Task details:
Quote the whole listing exactly. Leave the pictures out of your copy.

START

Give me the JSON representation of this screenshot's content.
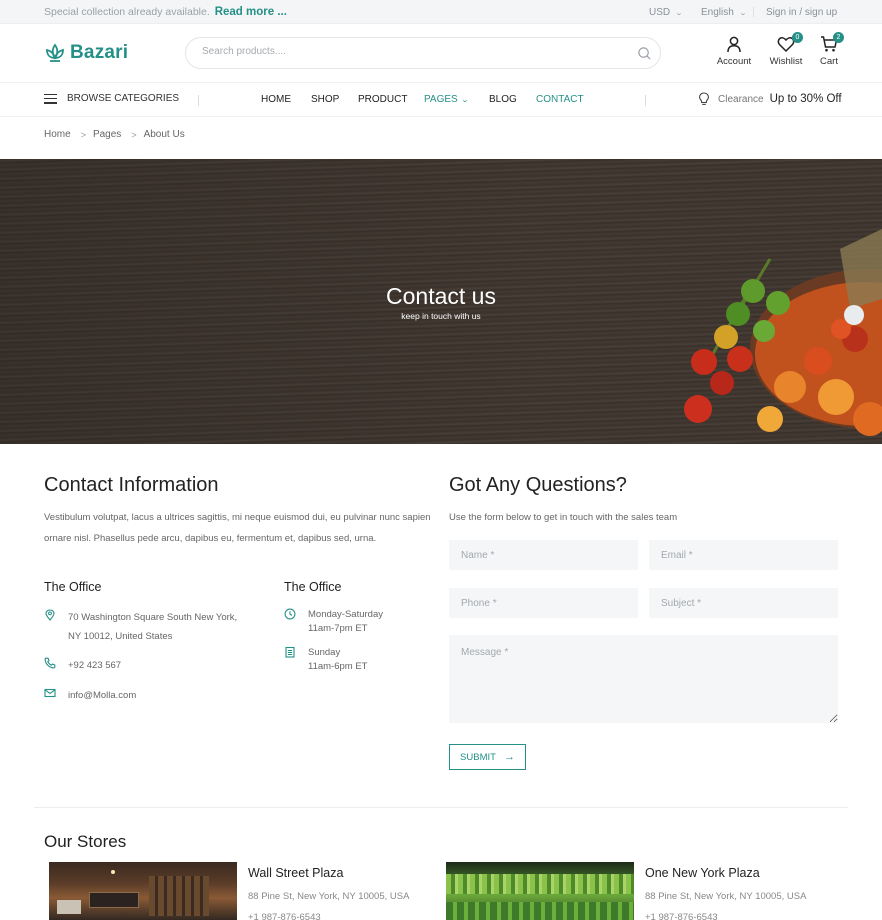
{
  "topbar": {
    "promo_text": "Special collection already available.",
    "promo_link": "Read more ...",
    "currency": "USD",
    "language": "English",
    "signin": "Sign in / sign up"
  },
  "header": {
    "logo": "Bazari",
    "search_placeholder": "Search products....",
    "account_label": "Account",
    "wishlist_label": "Wishlist",
    "wishlist_count": "0",
    "cart_label": "Cart",
    "cart_count": "2"
  },
  "nav": {
    "browse": "BROWSE CATEGORIES",
    "items": [
      "HOME",
      "SHOP",
      "PRODUCT",
      "PAGES",
      "BLOG",
      "CONTACT"
    ],
    "clearance_label": "Clearance",
    "clearance_offer": "Up to 30% Off"
  },
  "breadcrumb": [
    "Home",
    "Pages",
    "About Us"
  ],
  "hero": {
    "title": "Contact us",
    "subtitle": "keep in touch with us"
  },
  "contact_info": {
    "title": "Contact Information",
    "text": "Vestibulum volutpat, lacus a ultrices sagittis, mi neque euismod dui, eu pulvinar nunc sapien ornare nisl. Phasellus pede arcu, dapibus eu, fermentum et, dapibus sed, urna.",
    "office1": {
      "title": "The Office",
      "address_line1": "70 Washington Square South New York,",
      "address_line2": "NY 10012, United States",
      "phone": "+92 423 567",
      "email": "info@Molla.com"
    },
    "office2": {
      "title": "The Office",
      "hours1_days": "Monday-Saturday",
      "hours1_time": "11am-7pm ET",
      "hours2_days": "Sunday",
      "hours2_time": "11am-6pm ET"
    }
  },
  "form": {
    "title": "Got Any Questions?",
    "intro": "Use the form below to get in touch with the sales team",
    "name_placeholder": "Name *",
    "email_placeholder": "Email *",
    "phone_placeholder": "Phone *",
    "subject_placeholder": "Subject *",
    "message_placeholder": "Message *",
    "submit": "SUBMIT"
  },
  "stores": {
    "title": "Our Stores",
    "items": [
      {
        "name": "Wall Street Plaza",
        "address": "88 Pine St, New York, NY 10005, USA",
        "phone": "+1 987-876-6543"
      },
      {
        "name": "One New York Plaza",
        "address": "88 Pine St, New York, NY 10005, USA",
        "phone": "+1 987-876-6543"
      }
    ]
  },
  "colors": {
    "accent": "#249087",
    "topbar_bg": "#f4f5f7",
    "field_bg": "#f5f6f7",
    "hero_wood": "#3d342e"
  }
}
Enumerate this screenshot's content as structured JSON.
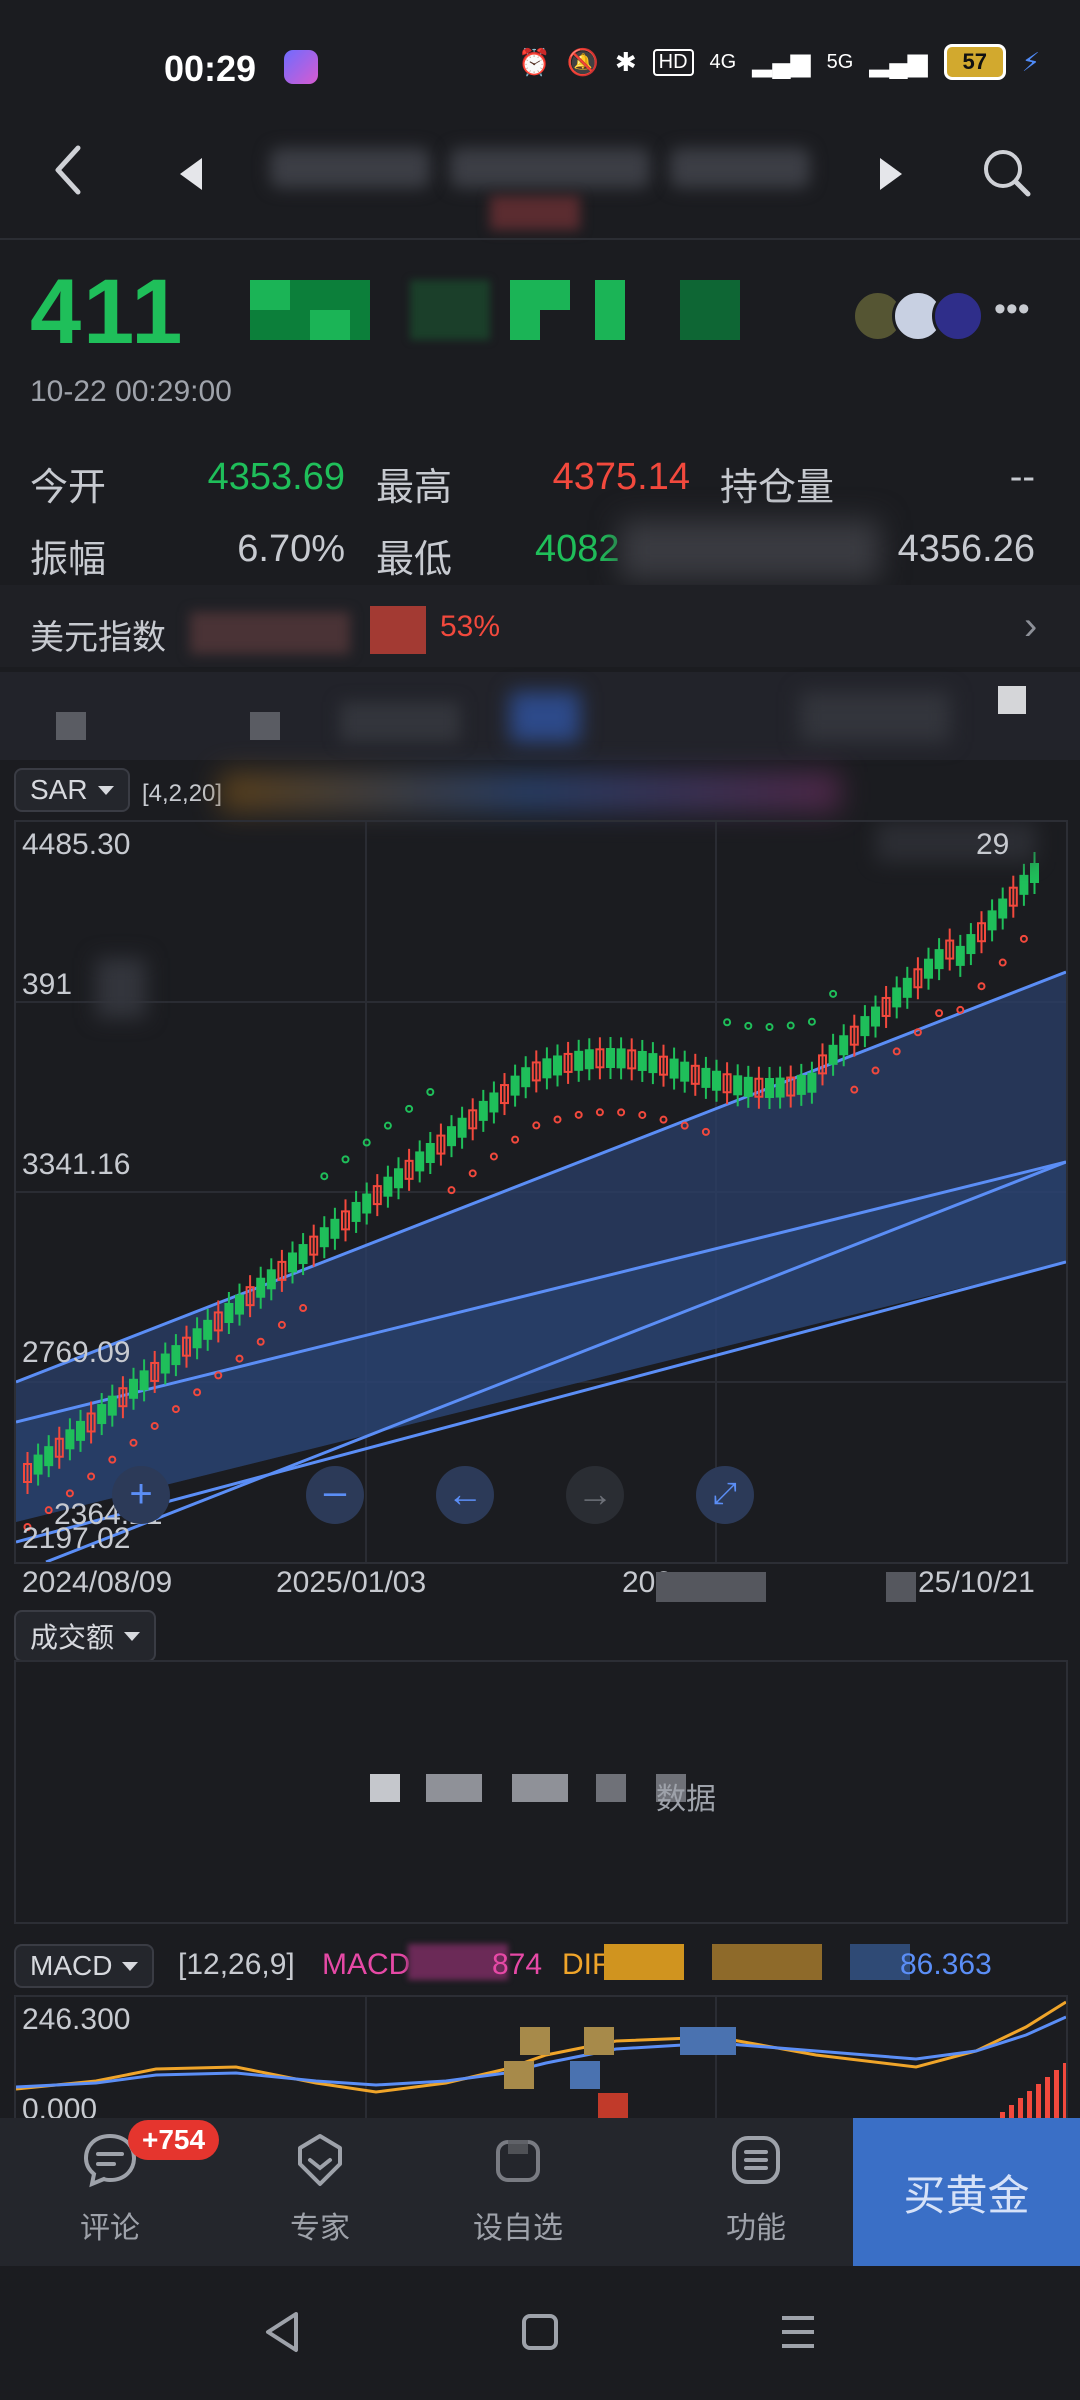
{
  "status_bar": {
    "time": "00:29",
    "network_hd": "HD",
    "network_4g": "4G",
    "network_5g": "5G",
    "battery": "57"
  },
  "header": {
    "back_icon": "chevron-left-icon",
    "prev_icon": "triangle-left-icon",
    "next_icon": "triangle-right-icon",
    "search_icon": "search-icon"
  },
  "quote": {
    "price": "411",
    "timestamp": "10-22 00:29:00",
    "stats": [
      {
        "label": "今开",
        "value": "4353.69",
        "color": "#1fbf5a"
      },
      {
        "label": "最高",
        "value": "4375.14",
        "color": "#f2493d"
      },
      {
        "label": "持仓量",
        "value": "--",
        "color": "#c7cad0"
      },
      {
        "label": "振幅",
        "value": "6.70%",
        "color": "#c7cad0"
      },
      {
        "label": "最低",
        "value": "4082",
        "color": "#1fbf5a"
      },
      {
        "label": "",
        "value": "4356.26",
        "color": "#c7cad0"
      }
    ]
  },
  "dxy": {
    "label": "美元指数",
    "change": "53%"
  },
  "main_indicator": {
    "name": "SAR",
    "params": "[4,2,20]"
  },
  "chart_data": {
    "type": "candlestick",
    "y_axis_labels": [
      "4485.30",
      "391",
      "3341.16",
      "2769.09",
      "2197.02"
    ],
    "last_value_label": "29",
    "overlay_label": "2364.21",
    "x_axis_labels": [
      "2024/08/09",
      "2025/01/03",
      "202",
      "25/10/21"
    ],
    "ylim": [
      2197.02,
      4485.3
    ]
  },
  "volume": {
    "selector": "成交额",
    "empty_text": "数据"
  },
  "macd": {
    "selector": "MACD",
    "params": "[12,26,9]",
    "macd_label": "MACD",
    "macd_value": "874",
    "dif_label": "DIF",
    "dea_value": "86.363",
    "y_labels": [
      "246.300",
      "0.000"
    ]
  },
  "toolbar": {
    "comment_badge": "+754",
    "comment": "评论",
    "expert": "专家",
    "watchlist": "设自选",
    "functions": "功能",
    "buy": "买黄金"
  }
}
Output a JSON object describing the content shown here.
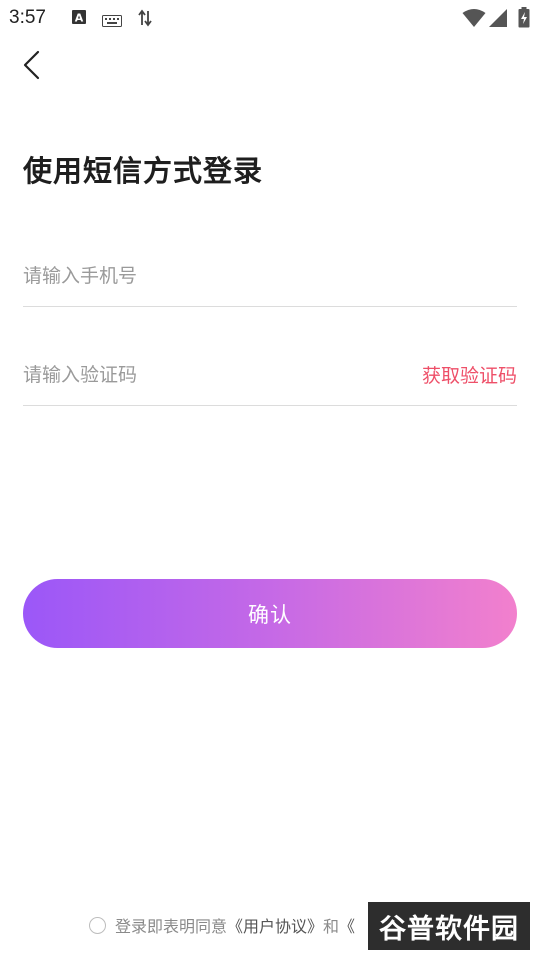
{
  "status_bar": {
    "time": "3:57",
    "icons": [
      "keyboard-a-icon",
      "keyboard-icon",
      "data-transfer-icon",
      "wifi-icon",
      "signal-icon",
      "battery-charging-icon"
    ]
  },
  "header": {
    "back_icon": "chevron-left-icon",
    "title": "使用短信方式登录"
  },
  "form": {
    "phone": {
      "value": "",
      "placeholder": "请输入手机号"
    },
    "code": {
      "value": "",
      "placeholder": "请输入验证码",
      "get_code_label": "获取验证码"
    },
    "confirm_label": "确认"
  },
  "agreement": {
    "prefix": "登录即表明同意",
    "user_agreement": "《用户协议》",
    "conjunction": "和",
    "privacy_policy": "《"
  },
  "watermark": {
    "brand": "谷普软件园"
  },
  "colors": {
    "accent": "#ee4f68",
    "button_gradient_start": "#9b57f8",
    "button_gradient_end": "#f280cd"
  }
}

END

Task result:
Give me the JSON representation of this screenshot's content.
{
  "topbar": {
    "promo_text": "Special collection already available.",
    "promo_link": "Read more ...",
    "currency": "USD",
    "language": "English",
    "signin": "Sign in / sign up"
  },
  "header": {
    "logo": "Bazari",
    "search_placeholder": "Search products....",
    "account_label": "Account",
    "wishlist_label": "Wishlist",
    "wishlist_count": "0",
    "cart_label": "Cart",
    "cart_count": "2"
  },
  "nav": {
    "browse": "BROWSE CATEGORIES",
    "items": [
      "HOME",
      "SHOP",
      "PRODUCT",
      "PAGES",
      "BLOG",
      "CONTACT"
    ],
    "clearance_label": "Clearance",
    "clearance_offer": "Up to 30% Off"
  },
  "breadcrumb": [
    "Home",
    "Pages",
    "About Us"
  ],
  "hero": {
    "title": "Contact us",
    "subtitle": "keep in touch with us"
  },
  "contact_info": {
    "title": "Contact Information",
    "text": "Vestibulum volutpat, lacus a ultrices sagittis, mi neque euismod dui, eu pulvinar nunc sapien ornare nisl. Phasellus pede arcu, dapibus eu, fermentum et, dapibus sed, urna.",
    "office1": {
      "title": "The Office",
      "address_line1": "70 Washington Square South New York,",
      "address_line2": "NY 10012, United States",
      "phone": "+92 423 567",
      "email": "info@Molla.com"
    },
    "office2": {
      "title": "The Office",
      "hours1_days": "Monday-Saturday",
      "hours1_time": "11am-7pm ET",
      "hours2_days": "Sunday",
      "hours2_time": "11am-6pm ET"
    }
  },
  "form": {
    "title": "Got Any Questions?",
    "intro": "Use the form below to get in touch with the sales team",
    "name_placeholder": "Name *",
    "email_placeholder": "Email *",
    "phone_placeholder": "Phone *",
    "subject_placeholder": "Subject *",
    "message_placeholder": "Message *",
    "submit": "SUBMIT"
  },
  "stores": {
    "title": "Our Stores",
    "items": [
      {
        "name": "Wall Street Plaza",
        "address": "88 Pine St, New York, NY 10005, USA",
        "phone": "+1 987-876-6543"
      },
      {
        "name": "One New York Plaza",
        "address": "88 Pine St, New York, NY 10005, USA",
        "phone": "+1 987-876-6543"
      }
    ]
  },
  "colors": {
    "accent": "#249087",
    "topbar_bg": "#f4f5f7",
    "field_bg": "#f5f6f7",
    "hero_wood": "#3d342e"
  }
}
Enumerate this screenshot's content as structured JSON.
{
  "status_bar": {
    "time": "00:29",
    "network_hd": "HD",
    "network_4g": "4G",
    "network_5g": "5G",
    "battery": "57"
  },
  "header": {
    "back_icon": "chevron-left-icon",
    "prev_icon": "triangle-left-icon",
    "next_icon": "triangle-right-icon",
    "search_icon": "search-icon"
  },
  "quote": {
    "price": "411",
    "timestamp": "10-22 00:29:00",
    "stats": [
      {
        "label": "今开",
        "value": "4353.69",
        "color": "#1fbf5a"
      },
      {
        "label": "最高",
        "value": "4375.14",
        "color": "#f2493d"
      },
      {
        "label": "持仓量",
        "value": "--",
        "color": "#c7cad0"
      },
      {
        "label": "振幅",
        "value": "6.70%",
        "color": "#c7cad0"
      },
      {
        "label": "最低",
        "value": "4082",
        "color": "#1fbf5a"
      },
      {
        "label": "",
        "value": "4356.26",
        "color": "#c7cad0"
      }
    ]
  },
  "dxy": {
    "label": "美元指数",
    "change": "53%"
  },
  "main_indicator": {
    "name": "SAR",
    "params": "[4,2,20]"
  },
  "chart_data": {
    "type": "candlestick",
    "y_axis_labels": [
      "4485.30",
      "391",
      "3341.16",
      "2769.09",
      "2197.02"
    ],
    "last_value_label": "29",
    "overlay_label": "2364.21",
    "x_axis_labels": [
      "2024/08/09",
      "2025/01/03",
      "202",
      "25/10/21"
    ],
    "ylim": [
      2197.02,
      4485.3
    ]
  },
  "volume": {
    "selector": "成交额",
    "empty_text": "数据"
  },
  "macd": {
    "selector": "MACD",
    "params": "[12,26,9]",
    "macd_label": "MACD",
    "macd_value": "874",
    "dif_label": "DIF",
    "dea_value": "86.363",
    "y_labels": [
      "246.300",
      "0.000"
    ]
  },
  "toolbar": {
    "comment_badge": "+754",
    "comment": "评论",
    "expert": "专家",
    "watchlist": "设自选",
    "functions": "功能",
    "buy": "买黄金"
  }
}
Output a JSON object describing the content shown here.
{
  "status_bar": {
    "time": "3:57",
    "icons": [
      "keyboard-a-icon",
      "keyboard-icon",
      "data-transfer-icon",
      "wifi-icon",
      "signal-icon",
      "battery-charging-icon"
    ]
  },
  "header": {
    "back_icon": "chevron-left-icon",
    "title": "使用短信方式登录"
  },
  "form": {
    "phone": {
      "value": "",
      "placeholder": "请输入手机号"
    },
    "code": {
      "value": "",
      "placeholder": "请输入验证码",
      "get_code_label": "获取验证码"
    },
    "confirm_label": "确认"
  },
  "agreement": {
    "prefix": "登录即表明同意",
    "user_agreement": "《用户协议》",
    "conjunction": "和",
    "privacy_policy": "《"
  },
  "watermark": {
    "brand": "谷普软件园"
  },
  "colors": {
    "accent": "#ee4f68",
    "button_gradient_start": "#9b57f8",
    "button_gradient_end": "#f280cd"
  }
}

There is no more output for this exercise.